**Materials provided**
-.-.-

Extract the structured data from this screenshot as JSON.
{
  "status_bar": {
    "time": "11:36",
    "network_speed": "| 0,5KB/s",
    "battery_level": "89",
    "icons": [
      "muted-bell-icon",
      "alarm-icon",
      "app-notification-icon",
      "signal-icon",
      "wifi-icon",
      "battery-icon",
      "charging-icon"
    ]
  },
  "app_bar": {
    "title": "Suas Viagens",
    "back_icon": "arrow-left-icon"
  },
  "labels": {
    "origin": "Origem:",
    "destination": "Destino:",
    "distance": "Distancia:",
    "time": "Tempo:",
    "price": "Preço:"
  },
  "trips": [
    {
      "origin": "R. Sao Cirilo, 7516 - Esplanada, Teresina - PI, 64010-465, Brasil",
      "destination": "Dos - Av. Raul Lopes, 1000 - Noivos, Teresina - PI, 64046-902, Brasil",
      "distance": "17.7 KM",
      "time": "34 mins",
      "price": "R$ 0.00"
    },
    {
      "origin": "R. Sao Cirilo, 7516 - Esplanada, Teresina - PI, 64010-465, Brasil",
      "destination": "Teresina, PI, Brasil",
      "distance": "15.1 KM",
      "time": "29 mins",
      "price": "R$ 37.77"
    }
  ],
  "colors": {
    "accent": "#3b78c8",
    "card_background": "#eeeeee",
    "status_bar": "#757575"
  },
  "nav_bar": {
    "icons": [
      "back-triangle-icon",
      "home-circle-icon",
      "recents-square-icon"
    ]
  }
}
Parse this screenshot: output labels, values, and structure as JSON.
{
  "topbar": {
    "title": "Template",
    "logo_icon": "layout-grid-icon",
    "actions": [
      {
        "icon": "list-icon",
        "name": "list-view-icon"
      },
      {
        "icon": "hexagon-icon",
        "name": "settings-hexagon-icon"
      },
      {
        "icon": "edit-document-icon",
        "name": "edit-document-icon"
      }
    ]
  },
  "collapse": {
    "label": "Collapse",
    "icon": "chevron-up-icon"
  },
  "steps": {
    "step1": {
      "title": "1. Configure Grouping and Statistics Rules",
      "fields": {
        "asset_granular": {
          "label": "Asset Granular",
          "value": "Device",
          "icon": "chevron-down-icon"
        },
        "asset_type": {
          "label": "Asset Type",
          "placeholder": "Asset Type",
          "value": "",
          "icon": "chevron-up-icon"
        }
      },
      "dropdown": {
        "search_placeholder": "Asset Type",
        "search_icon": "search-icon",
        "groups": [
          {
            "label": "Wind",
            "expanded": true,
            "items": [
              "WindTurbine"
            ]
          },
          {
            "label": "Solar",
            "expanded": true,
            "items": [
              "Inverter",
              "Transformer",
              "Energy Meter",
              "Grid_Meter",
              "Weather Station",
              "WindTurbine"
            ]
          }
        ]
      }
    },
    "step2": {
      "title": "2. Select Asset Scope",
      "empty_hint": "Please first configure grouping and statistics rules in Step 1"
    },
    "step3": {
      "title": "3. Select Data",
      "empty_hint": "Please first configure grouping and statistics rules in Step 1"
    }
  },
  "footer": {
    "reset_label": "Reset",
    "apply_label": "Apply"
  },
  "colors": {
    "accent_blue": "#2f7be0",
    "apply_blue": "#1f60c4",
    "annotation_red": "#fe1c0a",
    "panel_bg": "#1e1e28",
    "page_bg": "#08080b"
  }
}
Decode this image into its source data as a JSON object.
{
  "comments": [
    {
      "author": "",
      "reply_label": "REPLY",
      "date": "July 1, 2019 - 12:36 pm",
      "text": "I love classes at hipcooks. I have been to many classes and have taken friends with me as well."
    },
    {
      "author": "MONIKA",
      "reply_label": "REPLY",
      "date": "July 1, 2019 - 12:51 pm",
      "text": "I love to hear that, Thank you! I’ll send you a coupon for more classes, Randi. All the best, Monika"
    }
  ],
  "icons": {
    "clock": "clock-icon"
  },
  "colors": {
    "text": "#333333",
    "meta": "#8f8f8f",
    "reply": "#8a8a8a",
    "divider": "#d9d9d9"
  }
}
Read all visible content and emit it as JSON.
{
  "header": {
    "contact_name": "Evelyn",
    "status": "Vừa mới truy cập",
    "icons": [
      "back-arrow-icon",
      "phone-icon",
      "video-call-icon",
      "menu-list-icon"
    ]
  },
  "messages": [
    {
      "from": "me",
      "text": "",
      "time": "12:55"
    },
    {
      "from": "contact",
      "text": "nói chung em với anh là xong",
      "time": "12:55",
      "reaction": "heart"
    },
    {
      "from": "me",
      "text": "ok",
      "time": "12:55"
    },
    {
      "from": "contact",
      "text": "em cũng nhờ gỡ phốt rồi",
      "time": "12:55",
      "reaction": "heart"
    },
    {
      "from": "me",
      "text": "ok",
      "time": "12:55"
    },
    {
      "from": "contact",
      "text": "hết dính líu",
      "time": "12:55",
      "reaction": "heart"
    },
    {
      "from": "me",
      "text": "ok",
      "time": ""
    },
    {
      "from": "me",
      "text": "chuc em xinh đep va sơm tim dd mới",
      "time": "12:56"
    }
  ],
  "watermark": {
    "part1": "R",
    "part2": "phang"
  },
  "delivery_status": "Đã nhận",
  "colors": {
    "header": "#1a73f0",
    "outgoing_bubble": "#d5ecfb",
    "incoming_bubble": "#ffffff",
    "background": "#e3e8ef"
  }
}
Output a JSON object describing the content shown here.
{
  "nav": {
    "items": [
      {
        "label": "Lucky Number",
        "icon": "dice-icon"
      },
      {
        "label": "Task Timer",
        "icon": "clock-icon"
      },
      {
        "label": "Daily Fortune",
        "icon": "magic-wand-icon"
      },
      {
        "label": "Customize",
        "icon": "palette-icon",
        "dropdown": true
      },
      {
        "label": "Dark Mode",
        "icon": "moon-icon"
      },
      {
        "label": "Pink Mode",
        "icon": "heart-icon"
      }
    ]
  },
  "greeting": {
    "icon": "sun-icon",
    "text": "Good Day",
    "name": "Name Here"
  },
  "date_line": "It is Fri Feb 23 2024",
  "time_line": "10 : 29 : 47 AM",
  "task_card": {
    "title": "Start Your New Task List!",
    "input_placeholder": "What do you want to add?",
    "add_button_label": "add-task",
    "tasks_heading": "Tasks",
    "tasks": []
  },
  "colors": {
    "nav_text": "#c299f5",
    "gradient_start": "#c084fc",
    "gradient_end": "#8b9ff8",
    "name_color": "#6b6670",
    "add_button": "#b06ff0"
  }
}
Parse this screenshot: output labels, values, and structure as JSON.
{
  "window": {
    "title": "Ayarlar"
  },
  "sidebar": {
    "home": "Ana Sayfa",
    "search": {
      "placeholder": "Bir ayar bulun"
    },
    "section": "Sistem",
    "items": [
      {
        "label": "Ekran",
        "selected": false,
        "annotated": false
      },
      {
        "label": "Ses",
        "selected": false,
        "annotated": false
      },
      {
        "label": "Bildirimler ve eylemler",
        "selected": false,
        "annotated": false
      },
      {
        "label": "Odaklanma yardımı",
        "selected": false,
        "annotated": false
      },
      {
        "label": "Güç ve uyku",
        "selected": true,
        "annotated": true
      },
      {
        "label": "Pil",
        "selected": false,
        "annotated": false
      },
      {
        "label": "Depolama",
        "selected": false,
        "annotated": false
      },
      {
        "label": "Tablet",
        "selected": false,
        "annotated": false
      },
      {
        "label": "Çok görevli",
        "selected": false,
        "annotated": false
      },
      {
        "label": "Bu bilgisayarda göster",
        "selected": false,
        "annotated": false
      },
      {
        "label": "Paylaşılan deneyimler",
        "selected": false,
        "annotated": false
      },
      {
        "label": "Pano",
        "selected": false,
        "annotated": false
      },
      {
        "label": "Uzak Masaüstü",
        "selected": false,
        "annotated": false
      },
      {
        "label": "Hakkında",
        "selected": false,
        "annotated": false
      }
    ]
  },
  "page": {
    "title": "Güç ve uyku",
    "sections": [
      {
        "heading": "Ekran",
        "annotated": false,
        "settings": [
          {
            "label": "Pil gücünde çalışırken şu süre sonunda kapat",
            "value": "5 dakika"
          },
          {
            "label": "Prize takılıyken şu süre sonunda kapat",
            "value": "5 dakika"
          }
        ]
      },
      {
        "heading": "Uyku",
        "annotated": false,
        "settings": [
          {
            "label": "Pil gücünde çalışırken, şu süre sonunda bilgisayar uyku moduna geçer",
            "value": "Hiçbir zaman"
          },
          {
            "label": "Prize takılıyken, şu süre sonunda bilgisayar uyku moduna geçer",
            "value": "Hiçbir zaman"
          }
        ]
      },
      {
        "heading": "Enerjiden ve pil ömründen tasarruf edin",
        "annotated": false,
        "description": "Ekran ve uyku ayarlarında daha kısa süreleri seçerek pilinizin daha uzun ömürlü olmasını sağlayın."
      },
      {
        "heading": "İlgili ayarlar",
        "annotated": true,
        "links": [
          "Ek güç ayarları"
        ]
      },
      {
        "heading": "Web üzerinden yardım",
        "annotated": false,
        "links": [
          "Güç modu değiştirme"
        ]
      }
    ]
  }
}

-.-.-

**Task to complete**
State only the number of lines in these entries that contain "Prize".

**The completed task**
2